▶ _TASK BRIEF_:
Note each line where "전월세거래량" appears, and copy it.

▶ _DATA_:
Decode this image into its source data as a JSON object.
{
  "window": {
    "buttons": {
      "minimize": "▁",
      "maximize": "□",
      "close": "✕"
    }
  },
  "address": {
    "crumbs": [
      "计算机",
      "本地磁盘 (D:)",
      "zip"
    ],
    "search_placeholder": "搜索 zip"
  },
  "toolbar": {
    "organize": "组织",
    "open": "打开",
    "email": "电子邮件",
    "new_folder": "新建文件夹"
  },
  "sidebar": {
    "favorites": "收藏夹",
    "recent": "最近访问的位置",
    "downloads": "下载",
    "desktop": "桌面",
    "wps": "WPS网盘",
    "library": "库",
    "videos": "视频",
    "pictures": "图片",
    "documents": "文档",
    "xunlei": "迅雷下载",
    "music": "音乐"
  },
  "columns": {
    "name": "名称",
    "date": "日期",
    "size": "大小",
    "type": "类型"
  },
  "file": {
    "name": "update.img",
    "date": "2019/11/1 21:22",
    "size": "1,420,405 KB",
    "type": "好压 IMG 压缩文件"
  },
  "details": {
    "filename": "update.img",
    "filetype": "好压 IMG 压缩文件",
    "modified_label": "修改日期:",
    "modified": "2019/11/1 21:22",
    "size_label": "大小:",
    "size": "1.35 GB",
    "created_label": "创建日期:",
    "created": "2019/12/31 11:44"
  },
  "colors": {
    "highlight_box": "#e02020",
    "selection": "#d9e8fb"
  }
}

==

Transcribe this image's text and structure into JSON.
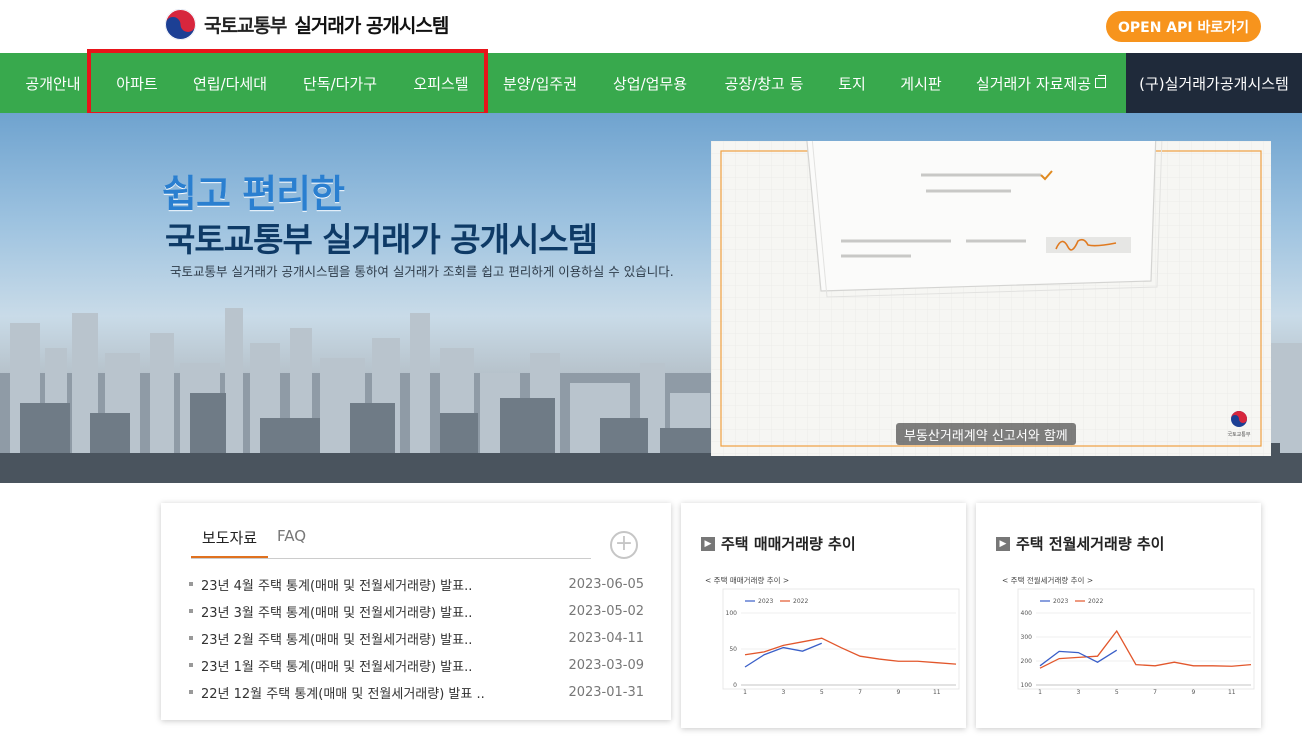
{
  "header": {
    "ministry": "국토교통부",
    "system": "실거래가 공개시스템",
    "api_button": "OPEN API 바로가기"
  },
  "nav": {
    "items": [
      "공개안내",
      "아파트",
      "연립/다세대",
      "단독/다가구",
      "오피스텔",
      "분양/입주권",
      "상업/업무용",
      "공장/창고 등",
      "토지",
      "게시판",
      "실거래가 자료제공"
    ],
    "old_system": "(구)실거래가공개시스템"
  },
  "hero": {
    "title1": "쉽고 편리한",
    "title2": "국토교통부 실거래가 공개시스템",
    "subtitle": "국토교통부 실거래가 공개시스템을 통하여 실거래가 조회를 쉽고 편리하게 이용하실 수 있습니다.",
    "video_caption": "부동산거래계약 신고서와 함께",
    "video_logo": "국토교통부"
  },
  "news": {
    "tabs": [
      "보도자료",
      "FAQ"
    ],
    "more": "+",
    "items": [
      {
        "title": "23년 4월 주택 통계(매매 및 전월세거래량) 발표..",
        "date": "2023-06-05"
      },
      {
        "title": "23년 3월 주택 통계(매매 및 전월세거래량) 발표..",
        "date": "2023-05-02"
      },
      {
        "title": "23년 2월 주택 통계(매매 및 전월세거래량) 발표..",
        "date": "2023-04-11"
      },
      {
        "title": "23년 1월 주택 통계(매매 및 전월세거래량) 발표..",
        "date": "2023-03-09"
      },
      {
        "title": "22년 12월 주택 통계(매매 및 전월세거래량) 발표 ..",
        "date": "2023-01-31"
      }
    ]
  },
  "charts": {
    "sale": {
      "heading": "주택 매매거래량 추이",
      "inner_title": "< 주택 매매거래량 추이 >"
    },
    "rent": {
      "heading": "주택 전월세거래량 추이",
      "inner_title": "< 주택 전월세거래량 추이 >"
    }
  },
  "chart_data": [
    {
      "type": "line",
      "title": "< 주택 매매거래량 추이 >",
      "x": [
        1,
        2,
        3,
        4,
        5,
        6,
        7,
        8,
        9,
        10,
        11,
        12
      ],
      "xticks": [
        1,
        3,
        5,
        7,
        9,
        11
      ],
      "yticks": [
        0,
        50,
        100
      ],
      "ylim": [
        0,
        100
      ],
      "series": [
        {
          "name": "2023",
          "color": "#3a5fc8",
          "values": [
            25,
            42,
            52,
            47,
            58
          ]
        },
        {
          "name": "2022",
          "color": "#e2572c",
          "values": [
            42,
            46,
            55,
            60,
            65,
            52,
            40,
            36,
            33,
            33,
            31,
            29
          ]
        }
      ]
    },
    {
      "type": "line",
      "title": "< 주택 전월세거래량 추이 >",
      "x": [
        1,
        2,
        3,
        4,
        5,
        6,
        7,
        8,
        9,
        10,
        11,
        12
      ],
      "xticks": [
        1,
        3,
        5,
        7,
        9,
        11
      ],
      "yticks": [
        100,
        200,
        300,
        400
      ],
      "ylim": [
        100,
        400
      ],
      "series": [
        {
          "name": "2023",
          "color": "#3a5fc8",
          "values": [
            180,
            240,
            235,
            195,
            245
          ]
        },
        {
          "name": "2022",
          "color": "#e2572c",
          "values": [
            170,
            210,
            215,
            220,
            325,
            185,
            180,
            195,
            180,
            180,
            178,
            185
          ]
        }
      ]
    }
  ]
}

...

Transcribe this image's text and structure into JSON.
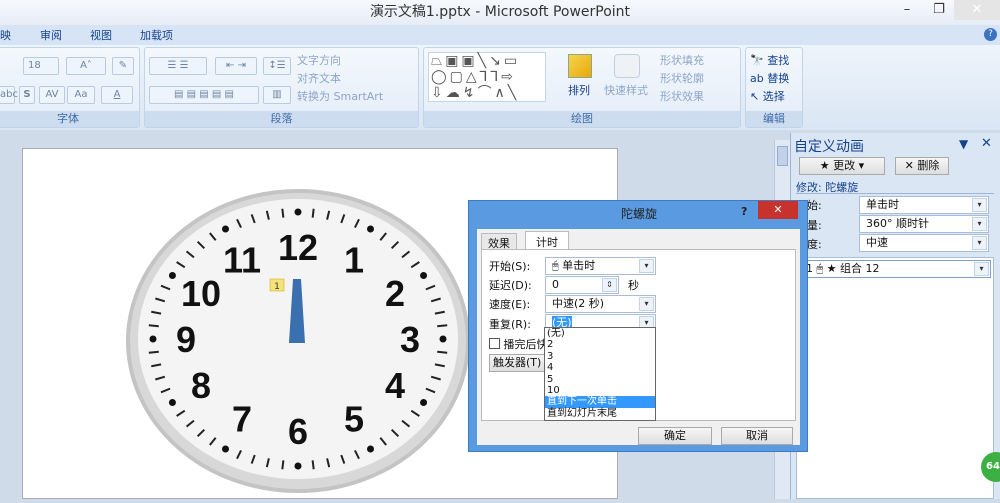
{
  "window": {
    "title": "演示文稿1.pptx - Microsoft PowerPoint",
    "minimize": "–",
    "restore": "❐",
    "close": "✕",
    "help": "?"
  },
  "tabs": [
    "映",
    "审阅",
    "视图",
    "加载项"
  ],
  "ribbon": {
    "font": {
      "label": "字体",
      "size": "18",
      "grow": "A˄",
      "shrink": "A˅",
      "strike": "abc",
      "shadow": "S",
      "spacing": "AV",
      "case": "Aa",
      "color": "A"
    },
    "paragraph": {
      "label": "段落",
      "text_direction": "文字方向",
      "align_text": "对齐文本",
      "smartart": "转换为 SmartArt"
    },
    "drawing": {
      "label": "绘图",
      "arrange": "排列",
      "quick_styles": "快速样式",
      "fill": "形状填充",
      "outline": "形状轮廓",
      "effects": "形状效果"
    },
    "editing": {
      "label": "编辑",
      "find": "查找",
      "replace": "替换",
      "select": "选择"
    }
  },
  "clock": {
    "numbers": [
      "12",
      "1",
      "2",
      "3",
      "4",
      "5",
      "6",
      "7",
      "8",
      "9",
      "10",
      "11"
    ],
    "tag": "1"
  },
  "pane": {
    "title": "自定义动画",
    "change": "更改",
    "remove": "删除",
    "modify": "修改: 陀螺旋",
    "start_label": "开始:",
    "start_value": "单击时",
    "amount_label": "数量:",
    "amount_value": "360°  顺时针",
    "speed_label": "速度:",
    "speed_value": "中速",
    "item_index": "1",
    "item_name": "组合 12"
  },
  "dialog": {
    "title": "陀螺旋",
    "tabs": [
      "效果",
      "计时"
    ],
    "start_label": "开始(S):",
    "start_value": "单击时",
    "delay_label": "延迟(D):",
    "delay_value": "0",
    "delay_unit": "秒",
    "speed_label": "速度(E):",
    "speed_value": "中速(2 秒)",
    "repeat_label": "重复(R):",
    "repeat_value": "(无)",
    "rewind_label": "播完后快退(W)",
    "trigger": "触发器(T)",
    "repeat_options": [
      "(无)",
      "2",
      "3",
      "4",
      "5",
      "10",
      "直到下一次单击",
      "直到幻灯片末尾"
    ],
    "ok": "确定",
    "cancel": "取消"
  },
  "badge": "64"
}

▶ _CORRECT ANSWER_:
        "title": "23년 4월 주택 통계(매매 및 전월세거래량) 발표..",
        "title": "23년 3월 주택 통계(매매 및 전월세거래량) 발표..",
        "title": "23년 2월 주택 통계(매매 및 전월세거래량) 발표..",
        "title": "23년 1월 주택 통계(매매 및 전월세거래량) 발표..",
        "title": "22년 12월 주택 통계(매매 및 전월세거래량) 발표 ..",
      "heading": "주택 전월세거래량 추이",
      "inner_title": "< 주택 전월세거래량 추이 >"
      "title": "< 주택 전월세거래량 추이 >",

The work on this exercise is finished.